**GIVEN RECORDS**.
____
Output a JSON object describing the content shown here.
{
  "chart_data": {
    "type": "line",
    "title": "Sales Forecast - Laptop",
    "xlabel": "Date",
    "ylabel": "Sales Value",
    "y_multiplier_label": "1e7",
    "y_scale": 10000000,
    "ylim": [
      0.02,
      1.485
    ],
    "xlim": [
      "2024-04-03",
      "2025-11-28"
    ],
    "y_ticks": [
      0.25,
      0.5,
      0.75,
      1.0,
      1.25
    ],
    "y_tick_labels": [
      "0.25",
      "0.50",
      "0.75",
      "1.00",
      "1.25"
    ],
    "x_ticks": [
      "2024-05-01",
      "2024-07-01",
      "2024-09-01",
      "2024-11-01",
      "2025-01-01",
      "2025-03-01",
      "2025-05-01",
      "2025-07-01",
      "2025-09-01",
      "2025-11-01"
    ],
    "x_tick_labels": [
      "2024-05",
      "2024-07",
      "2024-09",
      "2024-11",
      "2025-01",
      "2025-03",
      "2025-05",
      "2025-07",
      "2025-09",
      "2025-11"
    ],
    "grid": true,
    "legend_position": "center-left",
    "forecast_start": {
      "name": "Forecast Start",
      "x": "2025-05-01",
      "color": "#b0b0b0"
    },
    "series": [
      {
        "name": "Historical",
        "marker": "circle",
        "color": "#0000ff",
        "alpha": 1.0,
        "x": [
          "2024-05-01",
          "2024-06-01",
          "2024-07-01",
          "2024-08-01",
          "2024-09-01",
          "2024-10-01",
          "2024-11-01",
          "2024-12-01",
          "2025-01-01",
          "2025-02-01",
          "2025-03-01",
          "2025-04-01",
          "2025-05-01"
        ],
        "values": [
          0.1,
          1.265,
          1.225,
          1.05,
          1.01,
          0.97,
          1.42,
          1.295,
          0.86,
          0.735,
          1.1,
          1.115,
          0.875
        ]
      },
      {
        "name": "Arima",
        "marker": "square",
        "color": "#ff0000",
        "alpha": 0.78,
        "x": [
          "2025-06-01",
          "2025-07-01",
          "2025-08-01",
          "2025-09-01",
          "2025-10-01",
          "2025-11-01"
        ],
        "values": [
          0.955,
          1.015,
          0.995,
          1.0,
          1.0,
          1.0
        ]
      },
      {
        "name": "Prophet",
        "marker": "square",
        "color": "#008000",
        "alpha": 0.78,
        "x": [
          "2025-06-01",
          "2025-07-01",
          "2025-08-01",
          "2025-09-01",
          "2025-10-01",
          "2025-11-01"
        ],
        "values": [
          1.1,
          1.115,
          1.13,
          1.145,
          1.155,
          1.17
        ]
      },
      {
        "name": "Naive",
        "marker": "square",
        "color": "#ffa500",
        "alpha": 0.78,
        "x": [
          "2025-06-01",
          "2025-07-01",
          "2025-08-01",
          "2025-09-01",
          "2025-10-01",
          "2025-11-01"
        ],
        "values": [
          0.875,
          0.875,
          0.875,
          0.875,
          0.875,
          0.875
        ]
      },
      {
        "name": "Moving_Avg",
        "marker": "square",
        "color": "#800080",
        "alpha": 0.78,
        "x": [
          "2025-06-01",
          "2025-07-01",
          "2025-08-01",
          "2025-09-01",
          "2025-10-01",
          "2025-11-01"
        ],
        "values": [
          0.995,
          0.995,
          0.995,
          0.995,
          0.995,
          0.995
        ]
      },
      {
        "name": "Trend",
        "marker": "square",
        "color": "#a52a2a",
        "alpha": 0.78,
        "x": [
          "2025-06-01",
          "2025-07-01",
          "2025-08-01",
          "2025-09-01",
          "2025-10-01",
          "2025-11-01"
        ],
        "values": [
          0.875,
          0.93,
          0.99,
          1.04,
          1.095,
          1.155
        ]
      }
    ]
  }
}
____
**EXERCISE AIM**. Each line containing the word "color" counts once; report the total alone.

**FINISHED TASK**. 7